┏━━

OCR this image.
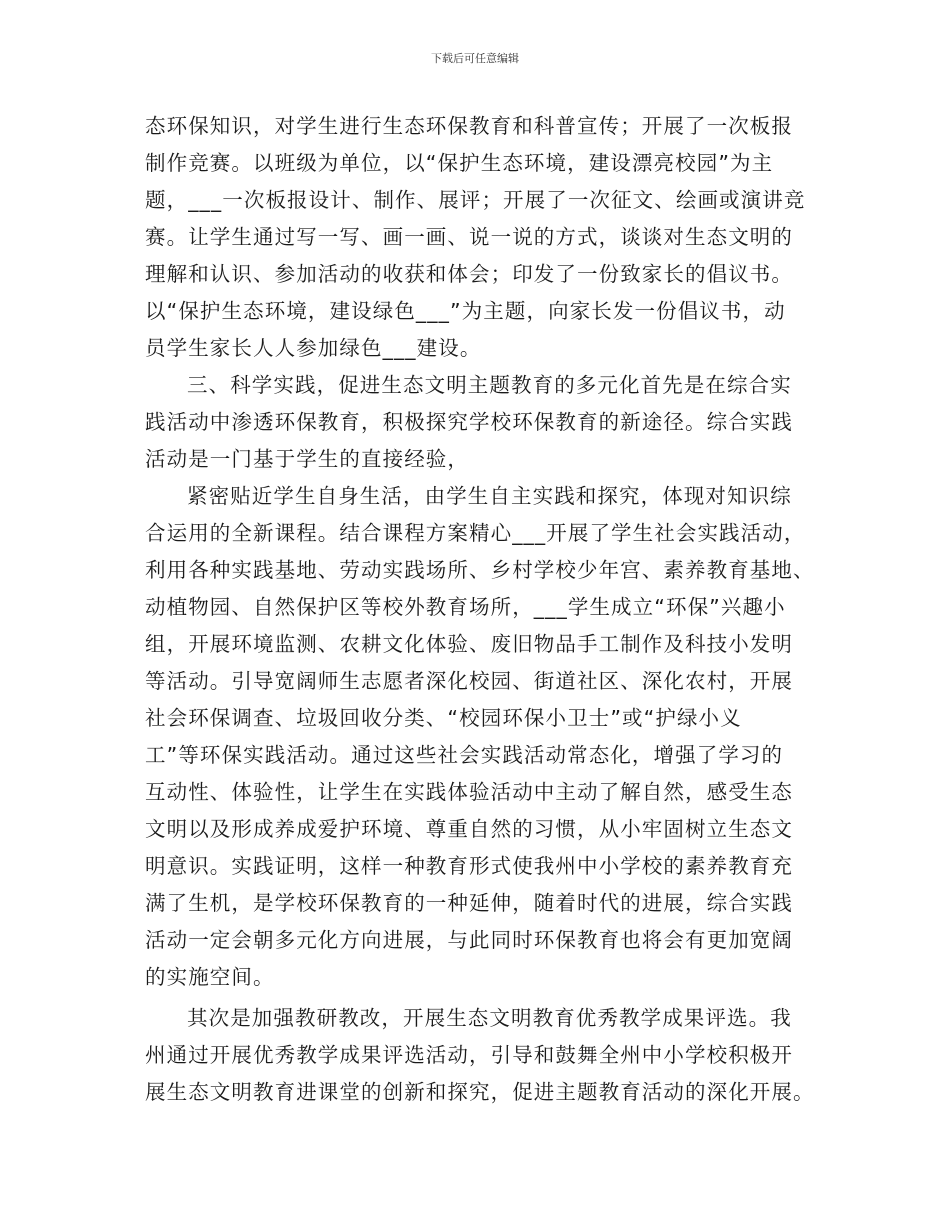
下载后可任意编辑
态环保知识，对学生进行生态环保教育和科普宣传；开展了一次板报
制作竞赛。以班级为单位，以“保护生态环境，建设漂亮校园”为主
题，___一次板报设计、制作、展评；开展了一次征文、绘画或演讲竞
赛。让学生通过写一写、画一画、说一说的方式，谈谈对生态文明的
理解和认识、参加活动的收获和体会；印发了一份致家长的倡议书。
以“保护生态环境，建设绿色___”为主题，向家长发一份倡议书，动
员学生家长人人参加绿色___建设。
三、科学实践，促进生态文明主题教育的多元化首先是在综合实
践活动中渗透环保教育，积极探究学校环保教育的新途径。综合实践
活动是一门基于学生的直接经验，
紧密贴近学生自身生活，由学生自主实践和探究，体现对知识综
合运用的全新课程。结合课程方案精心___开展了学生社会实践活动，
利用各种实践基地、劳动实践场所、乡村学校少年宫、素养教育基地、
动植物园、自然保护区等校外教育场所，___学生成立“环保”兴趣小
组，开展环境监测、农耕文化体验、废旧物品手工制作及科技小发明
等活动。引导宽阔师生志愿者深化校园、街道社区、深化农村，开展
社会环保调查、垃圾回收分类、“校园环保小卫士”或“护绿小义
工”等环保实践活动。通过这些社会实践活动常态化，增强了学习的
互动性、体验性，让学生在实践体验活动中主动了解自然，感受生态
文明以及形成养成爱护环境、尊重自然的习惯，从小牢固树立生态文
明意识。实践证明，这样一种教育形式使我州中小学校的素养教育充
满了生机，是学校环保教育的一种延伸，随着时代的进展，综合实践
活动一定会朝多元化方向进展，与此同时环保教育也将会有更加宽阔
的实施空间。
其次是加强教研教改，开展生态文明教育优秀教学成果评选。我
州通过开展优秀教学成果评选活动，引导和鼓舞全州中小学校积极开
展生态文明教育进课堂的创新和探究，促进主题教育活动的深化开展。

┗━━
┏━━

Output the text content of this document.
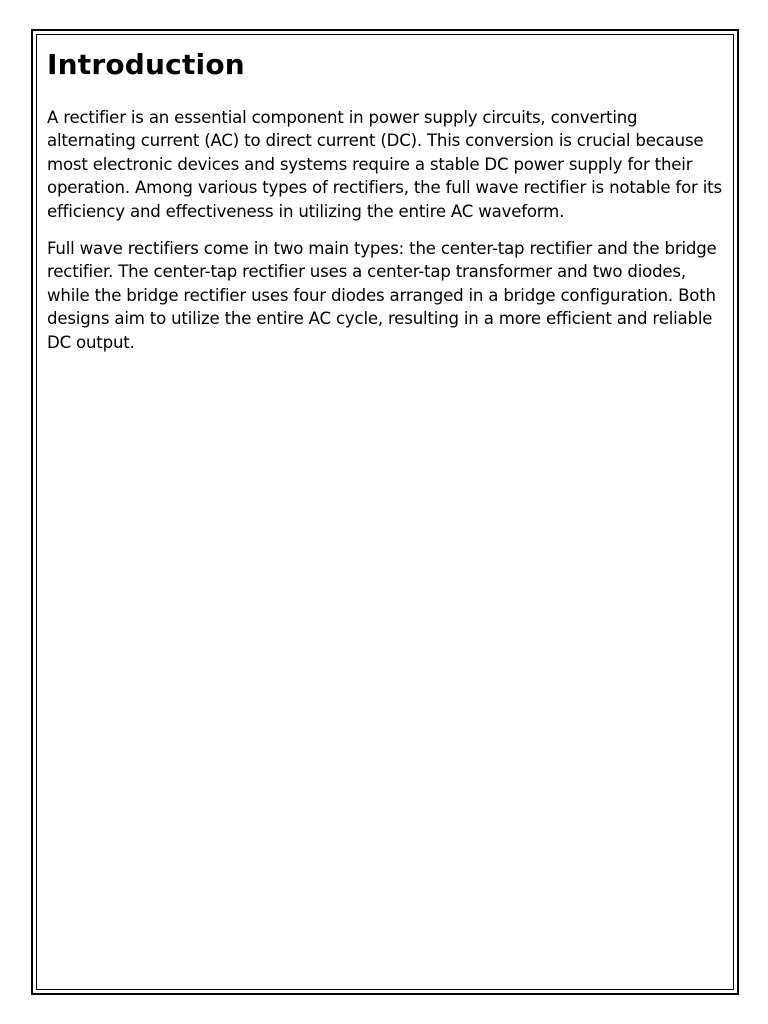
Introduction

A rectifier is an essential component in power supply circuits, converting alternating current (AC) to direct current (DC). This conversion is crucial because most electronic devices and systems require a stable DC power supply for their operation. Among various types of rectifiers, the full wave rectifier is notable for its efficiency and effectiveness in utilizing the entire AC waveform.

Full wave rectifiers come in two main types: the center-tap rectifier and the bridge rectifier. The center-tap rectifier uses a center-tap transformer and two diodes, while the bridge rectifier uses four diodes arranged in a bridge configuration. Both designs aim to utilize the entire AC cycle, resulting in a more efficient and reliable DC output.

┗━━

** What you should do **
Collect, from the material above, every line containing the word "综合实践".

** Response to this exercise **
践活动中渗透环保教育，积极探究学校环保教育的新途径。综合实践
满了生机，是学校环保教育的一种延伸，随着时代的进展，综合实践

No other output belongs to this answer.